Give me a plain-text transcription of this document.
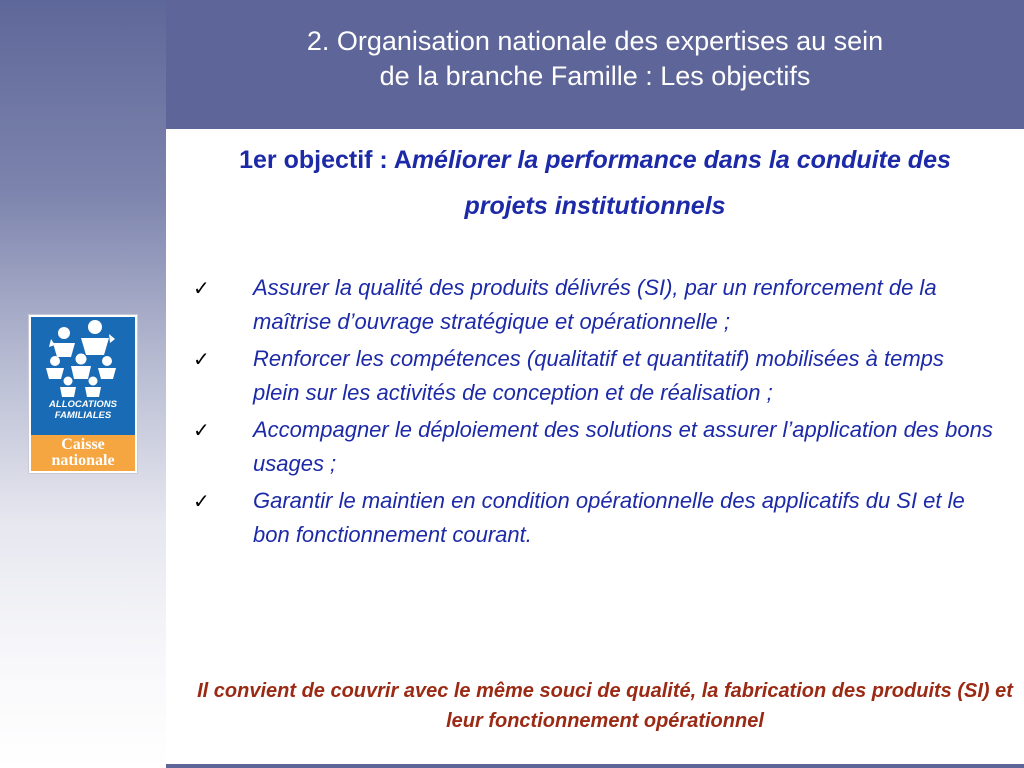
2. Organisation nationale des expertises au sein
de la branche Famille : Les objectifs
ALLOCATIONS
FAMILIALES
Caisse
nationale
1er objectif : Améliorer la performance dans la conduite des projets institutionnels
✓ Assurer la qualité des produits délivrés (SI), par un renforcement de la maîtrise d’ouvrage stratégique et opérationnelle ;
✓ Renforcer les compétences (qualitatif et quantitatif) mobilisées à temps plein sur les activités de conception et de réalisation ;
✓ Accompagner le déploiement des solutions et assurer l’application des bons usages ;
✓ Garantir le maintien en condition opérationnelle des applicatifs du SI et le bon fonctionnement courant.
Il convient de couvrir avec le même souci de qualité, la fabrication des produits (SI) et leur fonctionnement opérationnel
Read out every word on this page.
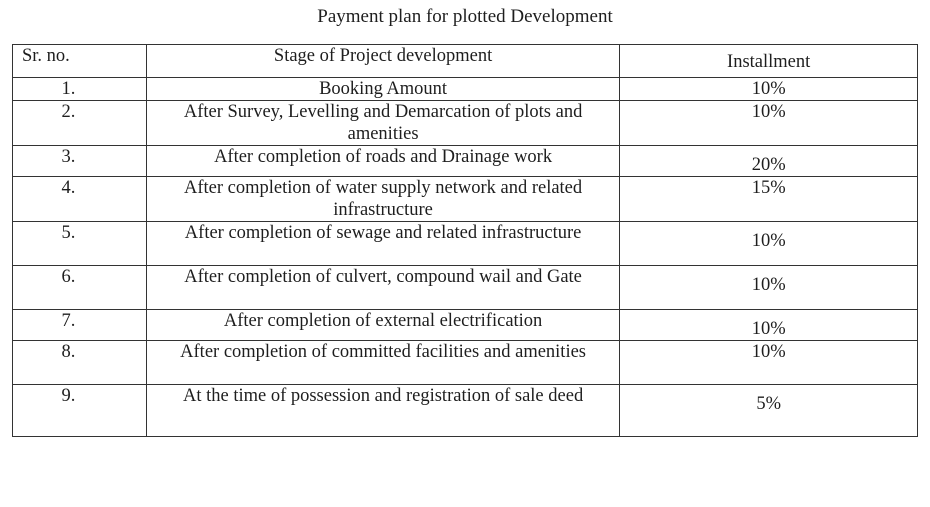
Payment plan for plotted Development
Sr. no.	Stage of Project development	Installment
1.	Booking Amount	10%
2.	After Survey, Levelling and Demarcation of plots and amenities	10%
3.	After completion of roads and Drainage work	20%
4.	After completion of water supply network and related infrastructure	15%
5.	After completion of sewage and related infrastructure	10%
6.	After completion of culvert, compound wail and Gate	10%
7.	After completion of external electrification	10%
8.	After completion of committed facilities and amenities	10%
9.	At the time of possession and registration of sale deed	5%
...
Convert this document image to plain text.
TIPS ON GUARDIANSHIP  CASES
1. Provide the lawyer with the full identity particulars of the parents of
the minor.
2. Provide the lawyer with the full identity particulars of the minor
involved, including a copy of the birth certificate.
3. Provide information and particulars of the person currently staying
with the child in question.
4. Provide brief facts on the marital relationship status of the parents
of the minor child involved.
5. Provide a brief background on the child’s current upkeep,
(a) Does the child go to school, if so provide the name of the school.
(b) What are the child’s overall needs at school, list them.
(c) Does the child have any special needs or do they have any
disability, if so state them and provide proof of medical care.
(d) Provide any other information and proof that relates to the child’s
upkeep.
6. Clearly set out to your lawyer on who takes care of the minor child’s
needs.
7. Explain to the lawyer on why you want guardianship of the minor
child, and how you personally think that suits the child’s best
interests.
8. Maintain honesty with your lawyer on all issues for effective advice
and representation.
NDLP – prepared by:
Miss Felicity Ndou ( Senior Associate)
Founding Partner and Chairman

▶ WHAT NEEDS TO BE DONE
Go through the data and gather every line that holds "Does".

▶ RESPONSE
(a) Does the child go to school, if so provide the name of the school.
(c) Does the child have any special needs or do they have any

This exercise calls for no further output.